:: Dataset items ::
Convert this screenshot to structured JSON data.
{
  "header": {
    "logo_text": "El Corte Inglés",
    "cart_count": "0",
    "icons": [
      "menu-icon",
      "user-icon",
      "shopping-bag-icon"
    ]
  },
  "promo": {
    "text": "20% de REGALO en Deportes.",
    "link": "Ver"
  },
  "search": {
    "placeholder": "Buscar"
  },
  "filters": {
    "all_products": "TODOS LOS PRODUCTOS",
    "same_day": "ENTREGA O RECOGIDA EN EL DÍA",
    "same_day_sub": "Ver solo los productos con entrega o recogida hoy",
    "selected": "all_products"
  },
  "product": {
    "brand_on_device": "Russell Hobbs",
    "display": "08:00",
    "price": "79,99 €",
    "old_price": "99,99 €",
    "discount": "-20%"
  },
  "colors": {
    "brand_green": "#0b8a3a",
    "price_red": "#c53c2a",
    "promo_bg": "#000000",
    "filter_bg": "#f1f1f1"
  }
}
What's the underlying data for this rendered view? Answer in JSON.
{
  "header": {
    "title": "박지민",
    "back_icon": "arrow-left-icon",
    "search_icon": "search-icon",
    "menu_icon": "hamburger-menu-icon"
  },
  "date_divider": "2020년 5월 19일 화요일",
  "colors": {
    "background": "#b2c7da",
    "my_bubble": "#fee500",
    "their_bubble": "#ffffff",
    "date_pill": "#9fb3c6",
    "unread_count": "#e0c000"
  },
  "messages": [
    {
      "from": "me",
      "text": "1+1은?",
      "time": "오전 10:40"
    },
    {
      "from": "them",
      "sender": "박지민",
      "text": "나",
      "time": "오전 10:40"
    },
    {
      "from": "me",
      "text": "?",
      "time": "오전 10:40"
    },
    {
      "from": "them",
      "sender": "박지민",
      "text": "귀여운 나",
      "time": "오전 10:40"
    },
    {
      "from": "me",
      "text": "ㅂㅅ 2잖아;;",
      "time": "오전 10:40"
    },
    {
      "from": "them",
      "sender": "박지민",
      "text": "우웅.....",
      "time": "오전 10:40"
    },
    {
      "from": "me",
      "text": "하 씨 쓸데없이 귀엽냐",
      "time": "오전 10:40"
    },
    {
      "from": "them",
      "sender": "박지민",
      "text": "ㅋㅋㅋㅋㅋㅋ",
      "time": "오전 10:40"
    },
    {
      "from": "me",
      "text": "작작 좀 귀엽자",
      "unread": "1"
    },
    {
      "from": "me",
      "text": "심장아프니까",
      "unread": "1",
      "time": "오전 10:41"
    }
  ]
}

:: WHAT TO DO ::
Look through the records and gather each line with the word "menu".

:: ANSWER ::
      "menu-icon",
    "menu_icon": "hamburger-menu-icon"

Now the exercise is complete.